(STATED TASK)
Copy only the lines from the one containing "Read out every word on this page." through the final line of the records below, exactly as written, with no pictures.

(MATERIALS PROVIDED)
----
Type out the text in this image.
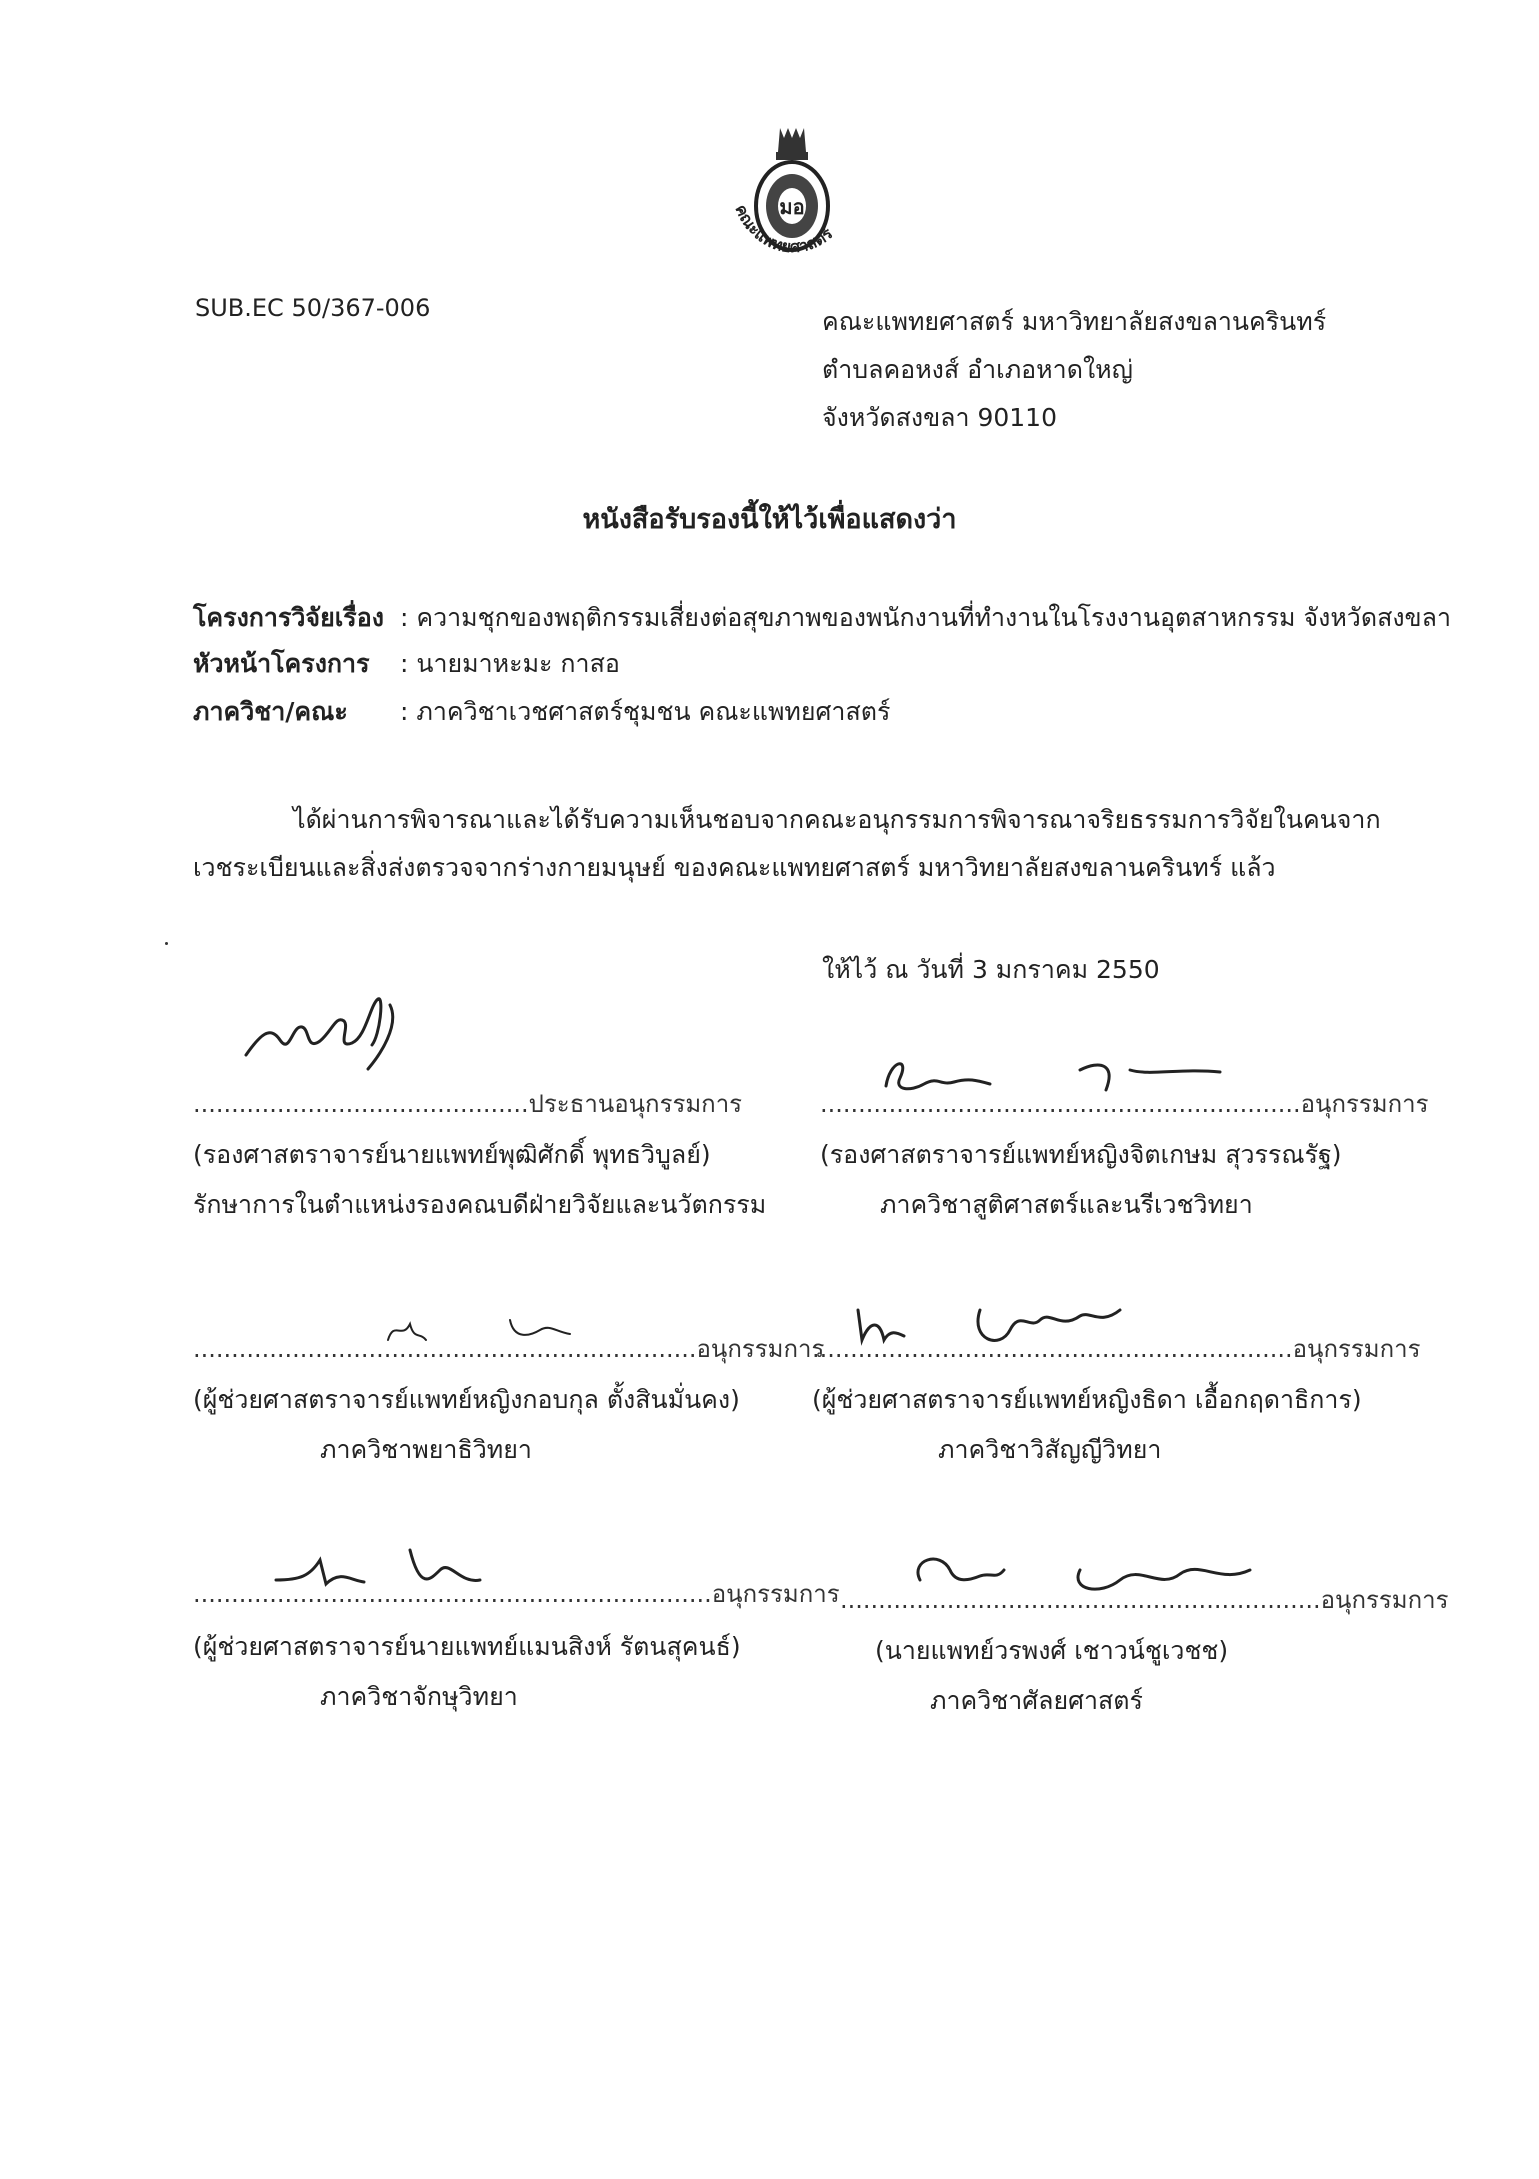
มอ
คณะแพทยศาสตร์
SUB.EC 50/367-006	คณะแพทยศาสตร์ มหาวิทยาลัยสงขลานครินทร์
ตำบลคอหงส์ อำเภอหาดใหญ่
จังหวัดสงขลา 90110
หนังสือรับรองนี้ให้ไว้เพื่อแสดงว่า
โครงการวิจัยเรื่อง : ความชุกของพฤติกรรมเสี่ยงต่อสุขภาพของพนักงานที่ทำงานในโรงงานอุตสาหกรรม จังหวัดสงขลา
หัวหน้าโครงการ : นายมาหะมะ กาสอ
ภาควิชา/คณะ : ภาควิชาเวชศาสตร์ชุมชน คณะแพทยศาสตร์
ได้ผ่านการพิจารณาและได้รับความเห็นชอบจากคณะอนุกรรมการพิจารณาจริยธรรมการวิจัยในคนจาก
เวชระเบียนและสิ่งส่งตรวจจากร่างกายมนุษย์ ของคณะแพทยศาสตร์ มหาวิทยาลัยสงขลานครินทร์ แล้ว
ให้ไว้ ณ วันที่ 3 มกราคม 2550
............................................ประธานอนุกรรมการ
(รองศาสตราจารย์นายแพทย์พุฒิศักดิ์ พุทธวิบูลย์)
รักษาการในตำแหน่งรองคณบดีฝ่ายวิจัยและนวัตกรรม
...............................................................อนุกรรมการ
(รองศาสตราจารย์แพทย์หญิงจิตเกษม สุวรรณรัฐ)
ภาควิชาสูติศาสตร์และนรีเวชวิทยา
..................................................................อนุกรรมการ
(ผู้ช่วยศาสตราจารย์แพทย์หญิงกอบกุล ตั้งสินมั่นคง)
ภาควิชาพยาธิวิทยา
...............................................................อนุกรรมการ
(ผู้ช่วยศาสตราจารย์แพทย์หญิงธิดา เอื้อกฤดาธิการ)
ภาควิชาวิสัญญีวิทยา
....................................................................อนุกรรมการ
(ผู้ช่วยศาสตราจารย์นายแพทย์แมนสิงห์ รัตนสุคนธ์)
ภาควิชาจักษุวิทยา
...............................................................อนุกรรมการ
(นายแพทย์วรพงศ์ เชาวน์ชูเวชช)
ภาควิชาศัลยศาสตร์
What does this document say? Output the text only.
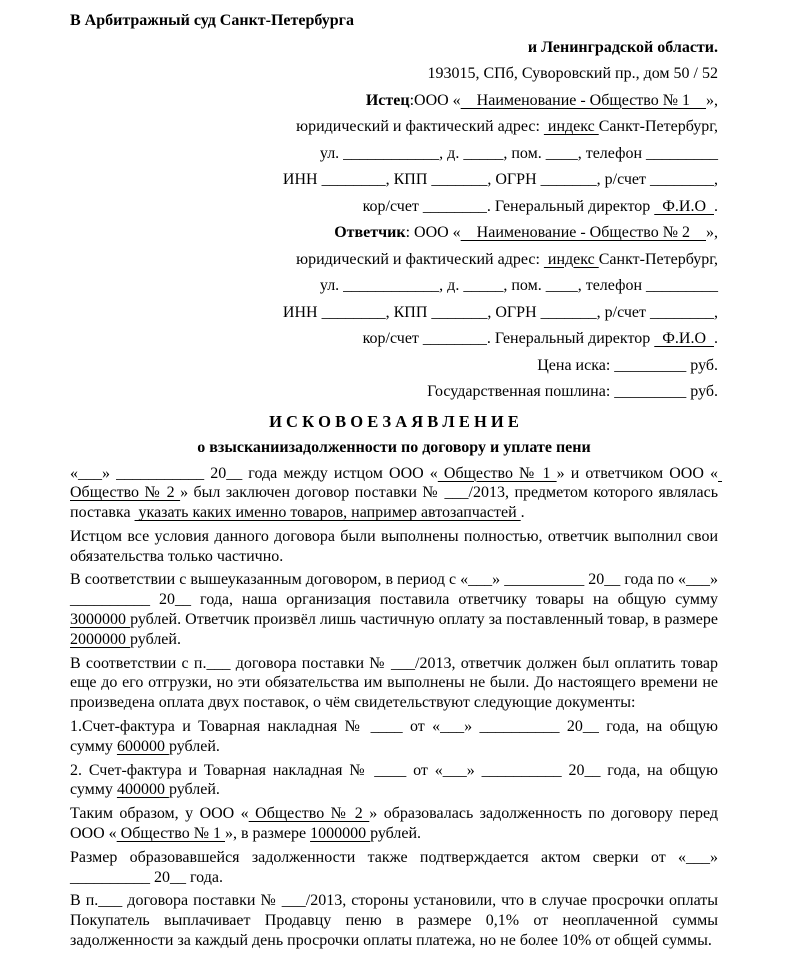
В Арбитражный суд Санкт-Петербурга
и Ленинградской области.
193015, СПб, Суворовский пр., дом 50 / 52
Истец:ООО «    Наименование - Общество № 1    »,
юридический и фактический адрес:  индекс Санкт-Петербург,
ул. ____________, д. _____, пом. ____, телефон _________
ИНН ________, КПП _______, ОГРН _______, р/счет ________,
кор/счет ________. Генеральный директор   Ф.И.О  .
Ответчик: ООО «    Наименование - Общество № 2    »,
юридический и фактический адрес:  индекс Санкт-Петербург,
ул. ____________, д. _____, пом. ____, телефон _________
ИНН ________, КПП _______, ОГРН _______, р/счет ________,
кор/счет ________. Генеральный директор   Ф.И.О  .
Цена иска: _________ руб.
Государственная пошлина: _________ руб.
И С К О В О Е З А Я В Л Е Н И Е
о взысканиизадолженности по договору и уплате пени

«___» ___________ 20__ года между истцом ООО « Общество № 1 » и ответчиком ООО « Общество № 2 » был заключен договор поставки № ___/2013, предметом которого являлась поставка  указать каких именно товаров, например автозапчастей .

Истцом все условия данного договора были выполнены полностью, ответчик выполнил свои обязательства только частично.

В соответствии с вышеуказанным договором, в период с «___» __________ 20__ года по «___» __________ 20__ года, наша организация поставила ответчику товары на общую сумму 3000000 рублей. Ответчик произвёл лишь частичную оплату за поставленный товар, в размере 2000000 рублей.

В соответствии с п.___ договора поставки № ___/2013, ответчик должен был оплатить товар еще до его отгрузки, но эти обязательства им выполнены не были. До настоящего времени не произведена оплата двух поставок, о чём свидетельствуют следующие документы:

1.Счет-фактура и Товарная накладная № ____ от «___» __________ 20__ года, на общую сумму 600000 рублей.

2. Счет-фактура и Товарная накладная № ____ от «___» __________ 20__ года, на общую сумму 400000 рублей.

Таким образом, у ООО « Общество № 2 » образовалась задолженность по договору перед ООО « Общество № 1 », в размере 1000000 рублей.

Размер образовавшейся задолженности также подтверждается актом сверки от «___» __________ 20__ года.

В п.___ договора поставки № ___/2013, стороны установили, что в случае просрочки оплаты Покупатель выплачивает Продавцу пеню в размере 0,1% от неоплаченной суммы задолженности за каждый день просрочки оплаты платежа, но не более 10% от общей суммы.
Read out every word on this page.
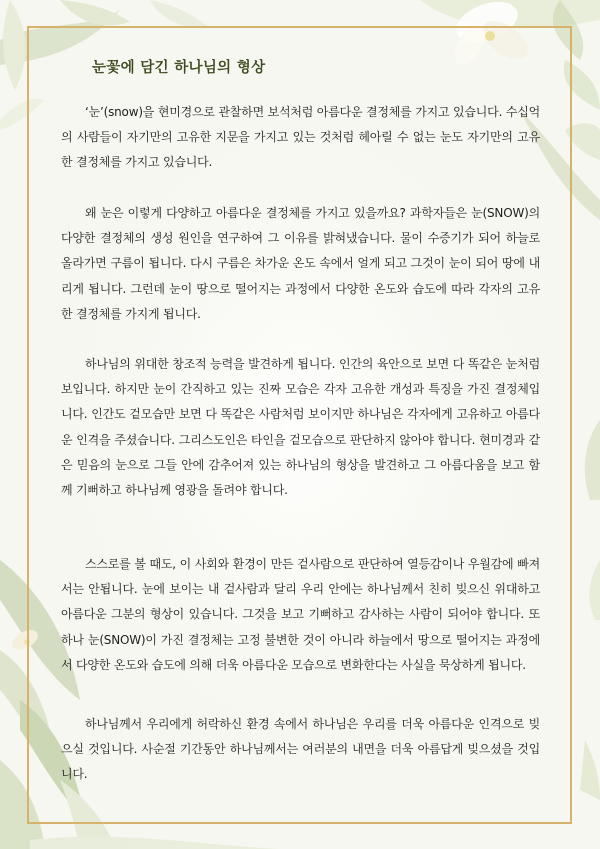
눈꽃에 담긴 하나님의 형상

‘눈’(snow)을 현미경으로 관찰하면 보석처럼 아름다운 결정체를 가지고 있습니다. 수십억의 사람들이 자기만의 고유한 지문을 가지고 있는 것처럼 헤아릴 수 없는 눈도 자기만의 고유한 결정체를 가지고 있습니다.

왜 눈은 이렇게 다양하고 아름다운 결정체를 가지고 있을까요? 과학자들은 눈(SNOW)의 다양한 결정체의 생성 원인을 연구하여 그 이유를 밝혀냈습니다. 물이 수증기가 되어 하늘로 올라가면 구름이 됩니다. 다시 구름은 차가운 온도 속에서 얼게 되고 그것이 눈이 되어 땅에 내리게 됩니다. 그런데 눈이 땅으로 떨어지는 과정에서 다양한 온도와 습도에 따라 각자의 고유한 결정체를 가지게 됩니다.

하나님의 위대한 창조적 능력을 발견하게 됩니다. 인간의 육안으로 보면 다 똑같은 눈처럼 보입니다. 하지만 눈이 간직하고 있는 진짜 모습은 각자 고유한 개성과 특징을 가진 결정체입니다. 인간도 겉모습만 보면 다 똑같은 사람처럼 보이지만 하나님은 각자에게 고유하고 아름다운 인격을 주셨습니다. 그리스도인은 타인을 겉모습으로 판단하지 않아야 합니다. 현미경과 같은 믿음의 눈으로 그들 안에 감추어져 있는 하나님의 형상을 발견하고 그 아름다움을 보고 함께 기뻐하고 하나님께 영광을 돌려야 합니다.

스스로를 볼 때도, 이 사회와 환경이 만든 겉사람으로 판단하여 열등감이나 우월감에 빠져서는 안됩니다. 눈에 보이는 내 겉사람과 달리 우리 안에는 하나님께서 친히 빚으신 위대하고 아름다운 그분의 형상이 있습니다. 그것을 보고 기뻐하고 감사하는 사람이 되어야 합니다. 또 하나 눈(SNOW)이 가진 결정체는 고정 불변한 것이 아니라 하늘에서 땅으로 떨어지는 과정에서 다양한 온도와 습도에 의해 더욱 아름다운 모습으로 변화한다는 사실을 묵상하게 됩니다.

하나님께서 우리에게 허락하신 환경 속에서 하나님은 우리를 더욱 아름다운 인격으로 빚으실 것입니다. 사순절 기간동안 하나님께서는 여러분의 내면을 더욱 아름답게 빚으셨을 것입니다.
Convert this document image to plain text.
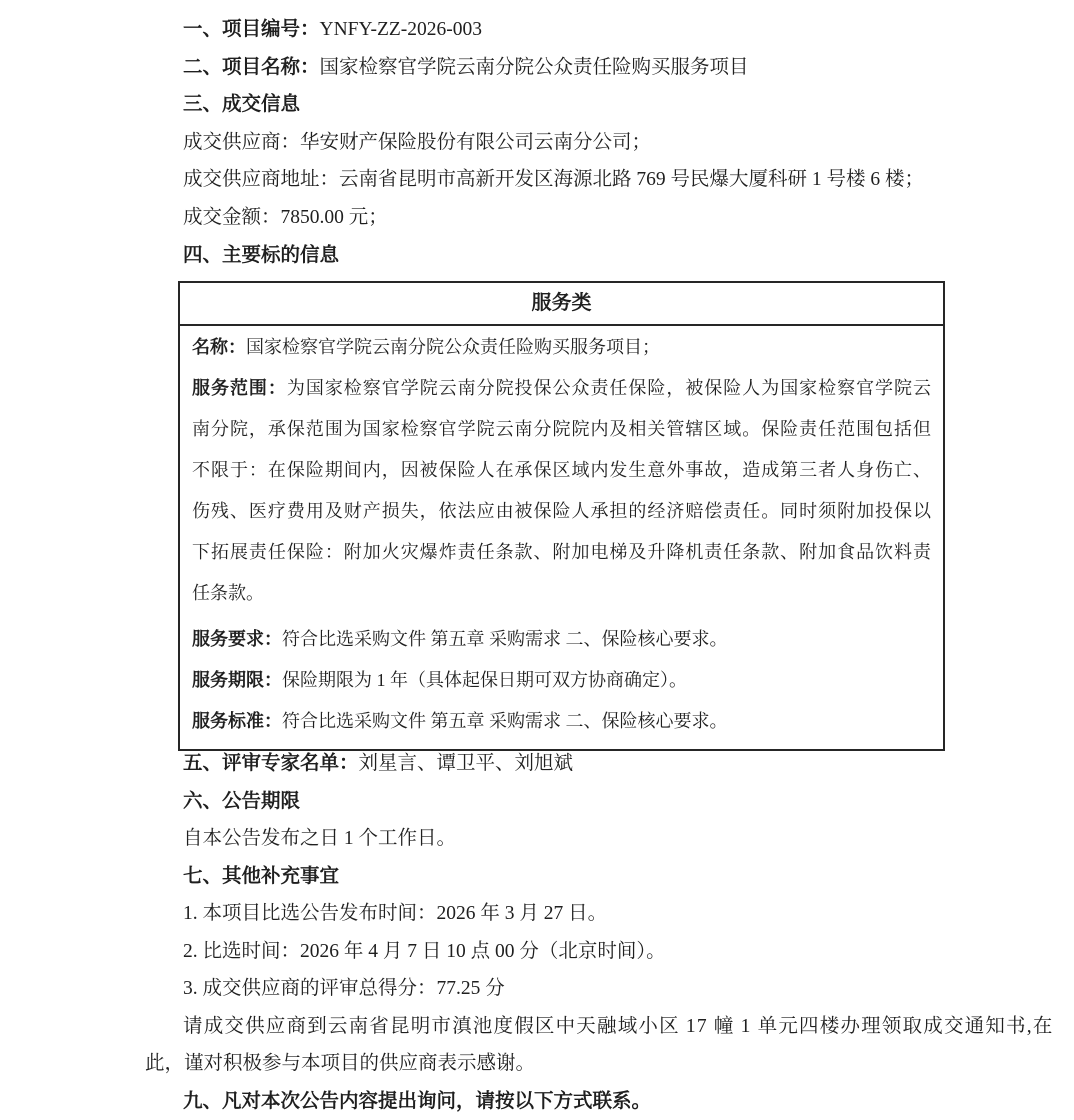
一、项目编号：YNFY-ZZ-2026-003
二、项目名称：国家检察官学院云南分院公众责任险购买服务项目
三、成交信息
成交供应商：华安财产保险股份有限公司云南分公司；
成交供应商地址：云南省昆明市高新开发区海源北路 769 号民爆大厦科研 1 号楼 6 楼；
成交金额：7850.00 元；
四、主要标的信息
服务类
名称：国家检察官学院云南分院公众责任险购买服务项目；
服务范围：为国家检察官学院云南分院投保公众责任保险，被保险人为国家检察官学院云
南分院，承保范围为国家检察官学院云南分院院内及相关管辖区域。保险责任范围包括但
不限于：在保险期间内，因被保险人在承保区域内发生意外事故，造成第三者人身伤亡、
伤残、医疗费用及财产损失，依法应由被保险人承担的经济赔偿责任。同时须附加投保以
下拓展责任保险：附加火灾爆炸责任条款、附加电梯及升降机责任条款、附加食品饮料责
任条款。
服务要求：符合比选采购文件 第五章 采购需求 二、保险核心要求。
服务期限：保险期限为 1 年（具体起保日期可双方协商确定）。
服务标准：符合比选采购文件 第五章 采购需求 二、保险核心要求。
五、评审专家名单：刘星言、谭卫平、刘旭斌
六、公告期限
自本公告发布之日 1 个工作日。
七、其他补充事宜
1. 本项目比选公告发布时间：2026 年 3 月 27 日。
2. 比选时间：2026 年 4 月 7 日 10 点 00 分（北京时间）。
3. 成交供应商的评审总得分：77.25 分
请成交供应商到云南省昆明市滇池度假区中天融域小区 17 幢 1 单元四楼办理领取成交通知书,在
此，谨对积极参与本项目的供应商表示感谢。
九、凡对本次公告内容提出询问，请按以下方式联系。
----
(TASK RESULT)
Read out every word on this page.
눈꽃에 담긴 하나님의 형상

‘눈’(snow)을 현미경으로 관찰하면 보석처럼 아름다운 결정체를 가지고 있습니다. 수십억의 사람들이 자기만의 고유한 지문을 가지고 있는 것처럼 헤아릴 수 없는 눈도 자기만의 고유한 결정체를 가지고 있습니다.

왜 눈은 이렇게 다양하고 아름다운 결정체를 가지고 있을까요? 과학자들은 눈(SNOW)의 다양한 결정체의 생성 원인을 연구하여 그 이유를 밝혀냈습니다. 물이 수증기가 되어 하늘로 올라가면 구름이 됩니다. 다시 구름은 차가운 온도 속에서 얼게 되고 그것이 눈이 되어 땅에 내리게 됩니다. 그런데 눈이 땅으로 떨어지는 과정에서 다양한 온도와 습도에 따라 각자의 고유한 결정체를 가지게 됩니다.

하나님의 위대한 창조적 능력을 발견하게 됩니다. 인간의 육안으로 보면 다 똑같은 눈처럼 보입니다. 하지만 눈이 간직하고 있는 진짜 모습은 각자 고유한 개성과 특징을 가진 결정체입니다. 인간도 겉모습만 보면 다 똑같은 사람처럼 보이지만 하나님은 각자에게 고유하고 아름다운 인격을 주셨습니다. 그리스도인은 타인을 겉모습으로 판단하지 않아야 합니다. 현미경과 같은 믿음의 눈으로 그들 안에 감추어져 있는 하나님의 형상을 발견하고 그 아름다움을 보고 함께 기뻐하고 하나님께 영광을 돌려야 합니다.

스스로를 볼 때도, 이 사회와 환경이 만든 겉사람으로 판단하여 열등감이나 우월감에 빠져서는 안됩니다. 눈에 보이는 내 겉사람과 달리 우리 안에는 하나님께서 친히 빚으신 위대하고 아름다운 그분의 형상이 있습니다. 그것을 보고 기뻐하고 감사하는 사람이 되어야 합니다. 또 하나 눈(SNOW)이 가진 결정체는 고정 불변한 것이 아니라 하늘에서 땅으로 떨어지는 과정에서 다양한 온도와 습도에 의해 더욱 아름다운 모습으로 변화한다는 사실을 묵상하게 됩니다.

하나님께서 우리에게 허락하신 환경 속에서 하나님은 우리를 더욱 아름다운 인격으로 빚으실 것입니다. 사순절 기간동안 하나님께서는 여러분의 내면을 더욱 아름답게 빚으셨을 것입니다.
Convert this document image to plain text.
一、项目编号：YNFY-ZZ-2026-003
二、项目名称：国家检察官学院云南分院公众责任险购买服务项目
三、成交信息
成交供应商：华安财产保险股份有限公司云南分公司；
成交供应商地址：云南省昆明市高新开发区海源北路 769 号民爆大厦科研 1 号楼 6 楼；
成交金额：7850.00 元；
四、主要标的信息
服务类
名称：国家检察官学院云南分院公众责任险购买服务项目；
服务范围：为国家检察官学院云南分院投保公众责任保险，被保险人为国家检察官学院云
南分院，承保范围为国家检察官学院云南分院院内及相关管辖区域。保险责任范围包括但
不限于：在保险期间内，因被保险人在承保区域内发生意外事故，造成第三者人身伤亡、
伤残、医疗费用及财产损失，依法应由被保险人承担的经济赔偿责任。同时须附加投保以
下拓展责任保险：附加火灾爆炸责任条款、附加电梯及升降机责任条款、附加食品饮料责
任条款。
服务要求：符合比选采购文件 第五章 采购需求 二、保险核心要求。
服务期限：保险期限为 1 年（具体起保日期可双方协商确定）。
服务标准：符合比选采购文件 第五章 采购需求 二、保险核心要求。
五、评审专家名单：刘星言、谭卫平、刘旭斌
六、公告期限
自本公告发布之日 1 个工作日。
七、其他补充事宜
1. 本项目比选公告发布时间：2026 年 3 月 27 日。
2. 比选时间：2026 年 4 月 7 日 10 点 00 分（北京时间）。
3. 成交供应商的评审总得分：77.25 分
请成交供应商到云南省昆明市滇池度假区中天融域小区 17 幢 1 单元四楼办理领取成交通知书,在
此，谨对积极参与本项目的供应商表示感谢。
九、凡对本次公告内容提出询问，请按以下方式联系。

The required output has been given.